* _GIVEN INSTRUCTION 1_:
Reproduce the entries verbatim, beginning at the line containing "trace-label-a: a): [40, 416, 52, 431]" and continuing through the line containing "left-panel: c) b)", with both of those lines included.
===== EXTRACT PROVIDED
Have you heard about the controversy swirling around Meghann Foye’s new novel, Meternity?
Foye’s book about a woman who fakes a pregnancy so she can enjoy all the wonderfulness that comes with a maternity leave (cough cough) has gotten lots of attention.
Here’s why, pulled straight from the book description on Amazon:
Like everyone in New York media, editor Liz Buckley runs on cupcakes, caffeine and cocktails. But at thirty-one, she’s plateaued at Paddy Cakes, a glossy baby magazine that flogs thousand-dollar strollers to entitled, hypercompetitive spawn-havers.
Liz has spent years working a gazillion hours a week picking up the slack for coworkers with kids, and she’s tired of it. So one day when her stress-related nausea is mistaken for morning sickness by her bosses—boom! Liz is promoted to the mommy track. She decides to run with it and plans to use her paid time off to figure out her life: work, love and otherwise. It’ll be her “meternity” leave.
What sent countless working mothers to Amazon to read this suggestion that working parents have some kind of advantage in the workplace? Her “as-told-to” piece in the New York Post, ” I want all the perks of maternity leave — without having any kids.”
In it, she said, “And as I watched my friends take their real maternity leaves, I saw that spending three months detached from their desks made them much more sure of themselves. One friend made the decision to leave her corporate career to create her own business; another decided to switch industries. From the outside, it seemed like those few weeks of them shifting their focus to something other than their jobs gave them a whole new lens through which to see their lives.”
Women who make these changes after maternity leave — which, by the way, isn’t the sabbatical Foye seems to think it is — do so because their current position makes it impossible for them to be working parents, not because the weeks spent at home crying alongside a colicky baby who never stops wailing or trying to figure out if that actually is diarrhea in the diaper or wondering why every baby but yours loves those swingy-things have given them any kind of clarity about their life’s calling.
==========
* _GIVEN INSTRUCTION 2_:
List the items that the passage on the novel Meternity says editor Liz Buckley runs on.
===== DATA ENTRIES
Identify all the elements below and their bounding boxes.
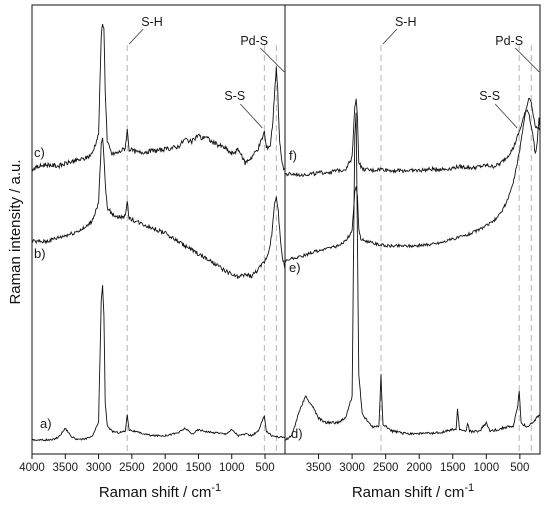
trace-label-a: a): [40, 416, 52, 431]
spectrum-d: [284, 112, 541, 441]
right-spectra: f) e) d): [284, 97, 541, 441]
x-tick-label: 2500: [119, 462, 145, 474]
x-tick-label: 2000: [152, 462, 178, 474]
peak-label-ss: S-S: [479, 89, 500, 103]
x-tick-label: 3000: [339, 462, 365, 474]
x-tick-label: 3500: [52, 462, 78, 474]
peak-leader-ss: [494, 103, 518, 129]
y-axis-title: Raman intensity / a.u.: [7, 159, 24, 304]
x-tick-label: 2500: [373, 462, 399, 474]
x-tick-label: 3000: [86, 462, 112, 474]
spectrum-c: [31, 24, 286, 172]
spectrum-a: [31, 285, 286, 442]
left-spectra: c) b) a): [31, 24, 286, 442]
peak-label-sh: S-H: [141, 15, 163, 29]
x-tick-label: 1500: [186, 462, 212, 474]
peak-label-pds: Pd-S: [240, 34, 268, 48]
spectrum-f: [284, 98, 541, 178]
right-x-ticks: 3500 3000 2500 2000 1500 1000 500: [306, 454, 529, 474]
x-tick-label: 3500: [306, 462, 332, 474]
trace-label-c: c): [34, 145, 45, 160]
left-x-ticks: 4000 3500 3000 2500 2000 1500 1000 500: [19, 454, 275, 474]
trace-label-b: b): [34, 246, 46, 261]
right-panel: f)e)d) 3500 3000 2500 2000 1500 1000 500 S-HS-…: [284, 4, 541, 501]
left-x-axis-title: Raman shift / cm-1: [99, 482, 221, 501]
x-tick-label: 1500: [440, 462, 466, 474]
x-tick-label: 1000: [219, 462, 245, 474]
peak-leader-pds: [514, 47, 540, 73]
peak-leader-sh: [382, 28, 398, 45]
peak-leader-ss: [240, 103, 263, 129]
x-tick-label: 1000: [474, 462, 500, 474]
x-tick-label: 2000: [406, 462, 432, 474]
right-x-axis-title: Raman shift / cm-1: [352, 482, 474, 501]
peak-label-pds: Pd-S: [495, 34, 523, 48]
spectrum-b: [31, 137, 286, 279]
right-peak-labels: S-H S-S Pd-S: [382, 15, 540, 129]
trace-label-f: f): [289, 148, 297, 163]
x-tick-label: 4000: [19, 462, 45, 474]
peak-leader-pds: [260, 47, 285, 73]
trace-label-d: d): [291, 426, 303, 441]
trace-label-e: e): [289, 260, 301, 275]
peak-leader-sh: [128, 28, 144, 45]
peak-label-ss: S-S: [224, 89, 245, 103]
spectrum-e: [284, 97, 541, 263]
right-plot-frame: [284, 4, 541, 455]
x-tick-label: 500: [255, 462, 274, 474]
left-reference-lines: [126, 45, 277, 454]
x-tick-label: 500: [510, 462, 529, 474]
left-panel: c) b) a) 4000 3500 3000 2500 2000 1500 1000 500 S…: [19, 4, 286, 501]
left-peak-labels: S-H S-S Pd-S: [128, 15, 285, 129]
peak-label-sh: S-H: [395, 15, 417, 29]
==========
* _CORRECT RESULT 1_:
trace-label-a: a): [40, 416, 52, 431]
spectrum-d: [284, 112, 541, 441]
right-spectra: f) e) d): [284, 97, 541, 441]
x-tick-label: 2500: [119, 462, 145, 474]
x-tick-label: 2000: [152, 462, 178, 474]
peak-label-ss: S-S: [479, 89, 500, 103]
x-tick-label: 3000: [339, 462, 365, 474]
x-tick-label: 3500: [52, 462, 78, 474]
peak-leader-ss: [494, 103, 518, 129]
y-axis-title: Raman intensity / a.u.: [7, 159, 24, 304]
x-tick-label: 2500: [373, 462, 399, 474]
x-tick-label: 3000: [86, 462, 112, 474]
spectrum-c: [31, 24, 286, 172]
spectrum-a: [31, 285, 286, 442]
left-spectra: c) b) a): [31, 24, 286, 442]
peak-label-sh: S-H: [141, 15, 163, 29]
x-tick-label: 1500: [186, 462, 212, 474]
peak-label-pds: Pd-S: [240, 34, 268, 48]
spectrum-f: [284, 98, 541, 178]
right-x-ticks: 3500 3000 2500 2000 1500 1000 500: [306, 454, 529, 474]
x-tick-label: 3500: [306, 462, 332, 474]
trace-label-c: c): [34, 145, 45, 160]
left-x-ticks: 4000 3500 3000 2500 2000 1500 1000 500: [19, 454, 275, 474]
trace-label-b: b): [34, 246, 46, 261]
right-panel: f)e)d) 3500 3000 2500 2000 1500 1000 500 S-HS-…: [284, 4, 541, 501]
left-x-axis-title: Raman shift / cm-1: [99, 482, 221, 501]
x-tick-label: 1500: [440, 462, 466, 474]
x-tick-label: 1000: [219, 462, 245, 474]
peak-leader-pds: [514, 47, 540, 73]
peak-leader-sh: [382, 28, 398, 45]
peak-leader-ss: [240, 103, 263, 129]
x-tick-label: 1000: [474, 462, 500, 474]
x-tick-label: 2000: [406, 462, 432, 474]
right-x-axis-title: Raman shift / cm-1: [352, 482, 474, 501]
peak-label-pds: Pd-S: [495, 34, 523, 48]
spectrum-b: [31, 137, 286, 279]
right-peak-labels: S-H S-S Pd-S: [382, 15, 540, 129]
trace-label-f: f): [289, 148, 297, 163]
x-tick-label: 4000: [19, 462, 45, 474]
peak-leader-pds: [260, 47, 285, 73]
trace-label-d: d): [291, 426, 303, 441]
trace-label-e: e): [289, 260, 301, 275]
peak-leader-sh: [128, 28, 144, 45]
peak-label-ss: S-S: [224, 89, 245, 103]
spectrum-e: [284, 97, 541, 263]
right-plot-frame: [284, 4, 541, 455]
x-tick-label: 500: [255, 462, 274, 474]
left-reference-lines: [126, 45, 277, 454]
x-tick-label: 500: [510, 462, 529, 474]
left-panel: c) b) a) 4000 3500 3000 2500 2000 1500 1000 500 S…: [19, 4, 286, 501]

* _CORRECT RESULT 2_:
Cupcakes, caffeine and cocktails.